**Given request**. Say how many lines contain the word "powyżej". Only the number should be given.

**Data provided**.
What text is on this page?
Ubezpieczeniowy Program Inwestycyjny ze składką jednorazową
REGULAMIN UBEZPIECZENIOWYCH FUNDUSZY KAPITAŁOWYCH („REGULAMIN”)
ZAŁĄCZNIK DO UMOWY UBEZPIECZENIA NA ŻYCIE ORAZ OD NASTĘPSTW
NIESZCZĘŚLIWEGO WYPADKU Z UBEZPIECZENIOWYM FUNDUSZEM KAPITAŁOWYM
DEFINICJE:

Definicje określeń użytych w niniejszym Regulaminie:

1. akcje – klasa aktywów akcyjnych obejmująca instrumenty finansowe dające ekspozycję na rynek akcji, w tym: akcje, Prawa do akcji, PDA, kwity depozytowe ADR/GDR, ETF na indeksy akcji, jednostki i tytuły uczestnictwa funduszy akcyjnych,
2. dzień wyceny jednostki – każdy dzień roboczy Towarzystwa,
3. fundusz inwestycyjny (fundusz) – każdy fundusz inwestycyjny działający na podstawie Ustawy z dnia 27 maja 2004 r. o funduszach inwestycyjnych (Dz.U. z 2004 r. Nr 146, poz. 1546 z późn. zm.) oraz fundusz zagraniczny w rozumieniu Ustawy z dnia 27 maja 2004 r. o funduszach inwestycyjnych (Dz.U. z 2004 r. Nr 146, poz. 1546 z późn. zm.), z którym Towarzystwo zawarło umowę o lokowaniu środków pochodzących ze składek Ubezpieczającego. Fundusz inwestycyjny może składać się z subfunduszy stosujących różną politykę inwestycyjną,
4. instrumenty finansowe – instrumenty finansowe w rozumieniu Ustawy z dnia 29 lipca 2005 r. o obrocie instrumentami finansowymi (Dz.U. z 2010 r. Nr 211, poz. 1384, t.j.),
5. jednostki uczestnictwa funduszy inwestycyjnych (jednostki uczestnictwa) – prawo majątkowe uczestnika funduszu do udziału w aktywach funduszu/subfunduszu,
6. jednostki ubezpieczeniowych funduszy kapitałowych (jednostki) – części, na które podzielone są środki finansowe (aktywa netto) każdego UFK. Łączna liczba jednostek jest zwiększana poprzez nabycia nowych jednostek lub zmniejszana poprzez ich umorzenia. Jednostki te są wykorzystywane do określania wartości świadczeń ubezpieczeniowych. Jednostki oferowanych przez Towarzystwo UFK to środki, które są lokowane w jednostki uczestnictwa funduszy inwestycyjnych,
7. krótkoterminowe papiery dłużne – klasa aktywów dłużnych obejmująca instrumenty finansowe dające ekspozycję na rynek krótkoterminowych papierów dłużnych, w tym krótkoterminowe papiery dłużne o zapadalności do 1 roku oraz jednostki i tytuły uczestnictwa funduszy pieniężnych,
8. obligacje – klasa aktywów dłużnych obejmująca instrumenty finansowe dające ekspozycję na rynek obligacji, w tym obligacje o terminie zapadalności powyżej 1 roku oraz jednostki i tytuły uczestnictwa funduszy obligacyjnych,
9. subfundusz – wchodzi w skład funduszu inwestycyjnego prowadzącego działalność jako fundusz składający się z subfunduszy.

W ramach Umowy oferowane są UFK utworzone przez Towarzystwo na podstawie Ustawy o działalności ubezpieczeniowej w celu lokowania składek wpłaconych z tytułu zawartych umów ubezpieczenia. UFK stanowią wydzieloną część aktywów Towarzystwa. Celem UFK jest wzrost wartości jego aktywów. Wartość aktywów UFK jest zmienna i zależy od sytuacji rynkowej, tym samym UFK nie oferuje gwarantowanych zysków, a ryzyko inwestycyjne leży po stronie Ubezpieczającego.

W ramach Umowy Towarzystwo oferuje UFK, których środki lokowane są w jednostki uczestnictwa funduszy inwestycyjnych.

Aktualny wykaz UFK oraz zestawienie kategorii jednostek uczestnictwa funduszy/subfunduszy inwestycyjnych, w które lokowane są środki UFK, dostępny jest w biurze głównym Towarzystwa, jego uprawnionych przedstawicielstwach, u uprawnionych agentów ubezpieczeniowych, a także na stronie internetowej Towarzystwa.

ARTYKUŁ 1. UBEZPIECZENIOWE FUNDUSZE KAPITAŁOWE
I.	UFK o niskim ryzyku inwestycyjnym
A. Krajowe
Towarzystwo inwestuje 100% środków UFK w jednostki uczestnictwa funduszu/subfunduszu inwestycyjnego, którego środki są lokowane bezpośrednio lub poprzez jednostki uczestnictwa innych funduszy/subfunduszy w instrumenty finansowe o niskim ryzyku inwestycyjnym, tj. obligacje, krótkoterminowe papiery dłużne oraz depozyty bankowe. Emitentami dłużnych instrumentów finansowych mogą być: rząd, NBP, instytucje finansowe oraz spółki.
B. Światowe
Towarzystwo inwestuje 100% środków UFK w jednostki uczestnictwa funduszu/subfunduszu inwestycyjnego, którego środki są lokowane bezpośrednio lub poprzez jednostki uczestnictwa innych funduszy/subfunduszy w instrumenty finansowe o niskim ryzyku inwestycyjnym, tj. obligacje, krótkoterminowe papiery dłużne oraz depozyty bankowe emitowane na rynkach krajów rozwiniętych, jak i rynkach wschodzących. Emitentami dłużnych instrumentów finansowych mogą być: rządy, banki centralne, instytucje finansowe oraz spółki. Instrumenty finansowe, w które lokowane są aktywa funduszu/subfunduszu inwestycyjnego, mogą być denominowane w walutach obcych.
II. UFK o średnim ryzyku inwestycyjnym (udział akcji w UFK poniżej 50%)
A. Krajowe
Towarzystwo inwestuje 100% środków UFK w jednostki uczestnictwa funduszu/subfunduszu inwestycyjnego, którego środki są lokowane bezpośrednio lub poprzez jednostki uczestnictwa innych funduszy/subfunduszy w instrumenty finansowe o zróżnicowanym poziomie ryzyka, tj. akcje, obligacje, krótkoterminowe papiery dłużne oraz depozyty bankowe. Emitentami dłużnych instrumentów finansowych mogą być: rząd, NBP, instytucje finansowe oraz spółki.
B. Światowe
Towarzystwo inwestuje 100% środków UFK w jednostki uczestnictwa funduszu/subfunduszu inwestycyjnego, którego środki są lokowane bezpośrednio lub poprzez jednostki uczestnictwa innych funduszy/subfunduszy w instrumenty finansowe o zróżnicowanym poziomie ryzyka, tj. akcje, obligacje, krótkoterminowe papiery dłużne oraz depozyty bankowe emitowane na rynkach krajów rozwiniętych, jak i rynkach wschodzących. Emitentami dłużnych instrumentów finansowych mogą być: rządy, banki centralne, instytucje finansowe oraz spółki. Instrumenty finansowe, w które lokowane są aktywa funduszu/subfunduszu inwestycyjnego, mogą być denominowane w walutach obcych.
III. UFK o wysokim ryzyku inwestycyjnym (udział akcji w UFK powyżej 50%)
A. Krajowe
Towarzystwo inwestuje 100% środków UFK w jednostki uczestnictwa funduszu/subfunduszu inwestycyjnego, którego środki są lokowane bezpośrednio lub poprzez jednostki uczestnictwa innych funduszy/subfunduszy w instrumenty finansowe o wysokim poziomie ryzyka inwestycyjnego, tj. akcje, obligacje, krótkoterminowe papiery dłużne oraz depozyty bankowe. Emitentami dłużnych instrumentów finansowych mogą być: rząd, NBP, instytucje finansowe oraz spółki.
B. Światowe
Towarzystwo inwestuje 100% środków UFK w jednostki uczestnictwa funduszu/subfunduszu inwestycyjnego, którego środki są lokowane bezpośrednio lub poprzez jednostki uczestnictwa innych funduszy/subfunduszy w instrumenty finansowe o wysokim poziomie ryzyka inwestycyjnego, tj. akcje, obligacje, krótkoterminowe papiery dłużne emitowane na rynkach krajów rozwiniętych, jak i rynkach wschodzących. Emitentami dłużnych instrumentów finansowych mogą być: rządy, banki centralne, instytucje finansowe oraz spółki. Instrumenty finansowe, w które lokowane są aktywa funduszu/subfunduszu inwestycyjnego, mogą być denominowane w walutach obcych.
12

**Complete response**. 2